§ Text shown
-- START --

Complaint: The “Spore” instruction manual claims that a purchaser of “Spore” can allow multiple users to create online accounts with a single copy of the game. The game does not allow this.

EA Response: The company has already stated this is a misprint in the manual and referred Multiplayer back to a statement issued by “Spore” executive producer Lucy Bradshaw apologizing for “the confusion.” But EA has not replied to Multiplayer follow-up questions regarding why the company implemented this restriction and what EA makes of complaints from households that include multiple people who want to have separate “Spore” accounts associated with a single copy of the game.

Of all the issues raised, this one is probably the lowest concern of most of the complainers, but I can see how it would affect households who only have one PC. It’s telling that EA would choose to address this over some of the more substantial complaints. It also says a lot about the restrictive nature of SecuROM that they had to drop this feature as a result.

Complaint: The requirement for a “Spore” user to have their ownership of the game automatically authenticated every time they access the game’s online features threatens to render the game useless if EA someday turns the “Spore” servers off.

EA Response: “If we were to ever turn off the servers on the game, we would put through a patch before that to basically make the DRM null and void. We’re never walking away from the game and making it into a situation where people aren’t going to be able to play it.”

At last they finally address one of the more meatier complaints. It’s great to hear that they’ll patch the game to remove the DRM if they should ever decide to walk away from it, but the pirates don’t have to worry about that right now. My response to EA is this: Good. Call me when you decide to release that patch and I’ll consider picking up a copy of the game. It’ll probably be quite cheap by that point in time and you’ll likely never see the revenue because it’ll probably be a second-hand sale so you still lose out on getting my money.

Here’s the part, however, that shows just how much Electronic Arts doesn’t get it:

The bottom line shared to me by EA spokesperson Mariam Sughayer today is that “EA has no intentions — nor will they ever — to make it easier for people to play a pirated game… than to play an authentic retail copy.”

You’ve already lost that battle. Legit purchasers of Spore must authenticate the game online at least once before they can play it, the cracked copy doesn’t require authentication, legit owners have an install limit of three PCs max, the cracked copy doesn’t, legit customers may lose the use of legitimate and legal software and hardware on their PCs thanks to SecuROM, the cracked copy doesn’t interfere, legit owners will have to run a special application to “de-authorize” their PCs when they hit the three install limit or they have to call EA and be interrogated by a helpful customer service rep, the cracked copy doesn’t require that, legit customers have to hope EA keeps their promise to release a patch to remove the DRM should they decide to no longer support the game, the cracked copy doesn’t have any such concerns.

-- END --

§ Exercise set
1. Echo the passage from the Spore DRM commentary starting at "At last they" and ending at "getting my money.".
2. Summarize the Spore DRM commentary in two sentences.
The lines after this note come from a different source than the text.

§ Stored data
-- START --

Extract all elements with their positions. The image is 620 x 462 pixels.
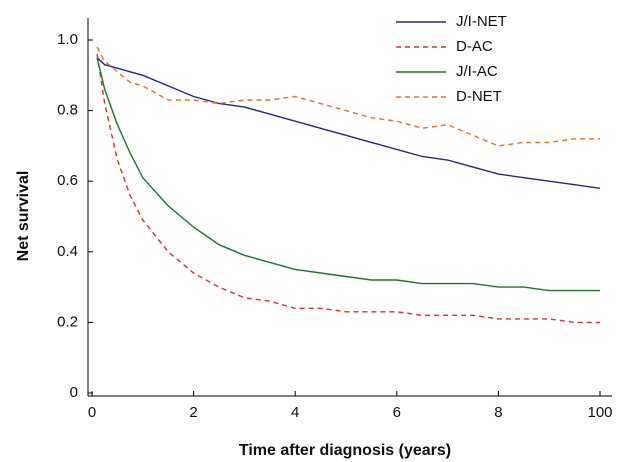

-- END --

§ Results of the tasks
1.
At last they finally address one of the more meatier complaints. It’s great to hear that they’ll patch the game to remove the DRM if they should ever decide to walk away from it, but the pirates don’t have to worry about that right now. My response to EA is this: Good. Call me when you decide to release that patch and I’ll consider picking up a copy of the game. It’ll probably be quite cheap by that point in time and you’ll likely never see the revenue because it’ll probably be a second-hand sale so you still lose out on getting my money.

2. The commentary sets complaints about "Spore" against EA's responses: EA called the multiple-account claim a misprint in the manual and promised to patch out the DRM before ever turning off the servers. The author argues that EA has already failed in its stated aim of never making a pirated game easier to play than a retail copy, since the cracked copy skips the online authentication, three-PC install limit, SecuROM interference and de-authorization that legitimate owners face.